== Records provided ==

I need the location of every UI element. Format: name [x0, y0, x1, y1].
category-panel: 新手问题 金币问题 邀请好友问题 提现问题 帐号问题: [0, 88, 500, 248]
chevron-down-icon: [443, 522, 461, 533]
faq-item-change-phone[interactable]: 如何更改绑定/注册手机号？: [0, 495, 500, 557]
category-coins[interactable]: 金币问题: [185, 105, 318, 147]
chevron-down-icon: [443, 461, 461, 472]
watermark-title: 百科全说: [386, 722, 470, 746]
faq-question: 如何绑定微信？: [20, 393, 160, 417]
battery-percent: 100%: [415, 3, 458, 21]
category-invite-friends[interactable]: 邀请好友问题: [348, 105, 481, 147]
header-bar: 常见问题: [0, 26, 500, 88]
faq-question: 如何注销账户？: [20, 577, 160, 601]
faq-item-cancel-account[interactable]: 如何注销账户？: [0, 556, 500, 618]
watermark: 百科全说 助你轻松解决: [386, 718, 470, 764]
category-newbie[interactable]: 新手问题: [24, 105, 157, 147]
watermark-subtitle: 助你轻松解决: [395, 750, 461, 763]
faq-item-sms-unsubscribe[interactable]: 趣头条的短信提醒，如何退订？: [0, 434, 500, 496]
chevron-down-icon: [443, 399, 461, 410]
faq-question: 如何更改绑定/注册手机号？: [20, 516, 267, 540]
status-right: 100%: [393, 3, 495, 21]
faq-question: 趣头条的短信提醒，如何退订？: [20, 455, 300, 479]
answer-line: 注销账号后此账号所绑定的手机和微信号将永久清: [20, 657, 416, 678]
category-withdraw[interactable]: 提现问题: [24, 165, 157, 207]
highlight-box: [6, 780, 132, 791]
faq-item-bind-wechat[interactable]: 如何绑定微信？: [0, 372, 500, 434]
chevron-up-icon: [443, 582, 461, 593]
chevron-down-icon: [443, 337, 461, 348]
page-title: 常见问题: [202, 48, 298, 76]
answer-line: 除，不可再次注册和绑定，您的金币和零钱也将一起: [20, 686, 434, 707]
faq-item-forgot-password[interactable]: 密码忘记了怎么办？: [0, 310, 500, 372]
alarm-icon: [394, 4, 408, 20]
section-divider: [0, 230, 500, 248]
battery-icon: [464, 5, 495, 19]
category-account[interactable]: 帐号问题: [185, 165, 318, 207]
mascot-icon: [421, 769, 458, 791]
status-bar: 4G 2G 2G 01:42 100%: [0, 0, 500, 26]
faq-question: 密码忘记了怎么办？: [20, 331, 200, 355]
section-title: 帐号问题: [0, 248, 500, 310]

===

What to do: Please copy out again, word for word, the rows from the first one up to and including the line that contains "556, 500, 618]".

Solution:
I need the location of every UI element. Format: name [x0, y0, x1, y1].
category-panel: 新手问题 金币问题 邀请好友问题 提现问题 帐号问题: [0, 88, 500, 248]
chevron-down-icon: [443, 522, 461, 533]
faq-item-change-phone[interactable]: 如何更改绑定/注册手机号？: [0, 495, 500, 557]
category-coins[interactable]: 金币问题: [185, 105, 318, 147]
chevron-down-icon: [443, 461, 461, 472]
watermark-title: 百科全说: [386, 722, 470, 746]
faq-question: 如何绑定微信？: [20, 393, 160, 417]
battery-percent: 100%: [415, 3, 458, 21]
category-invite-friends[interactable]: 邀请好友问题: [348, 105, 481, 147]
header-bar: 常见问题: [0, 26, 500, 88]
faq-question: 如何注销账户？: [20, 577, 160, 601]
faq-item-cancel-account[interactable]: 如何注销账户？: [0, 556, 500, 618]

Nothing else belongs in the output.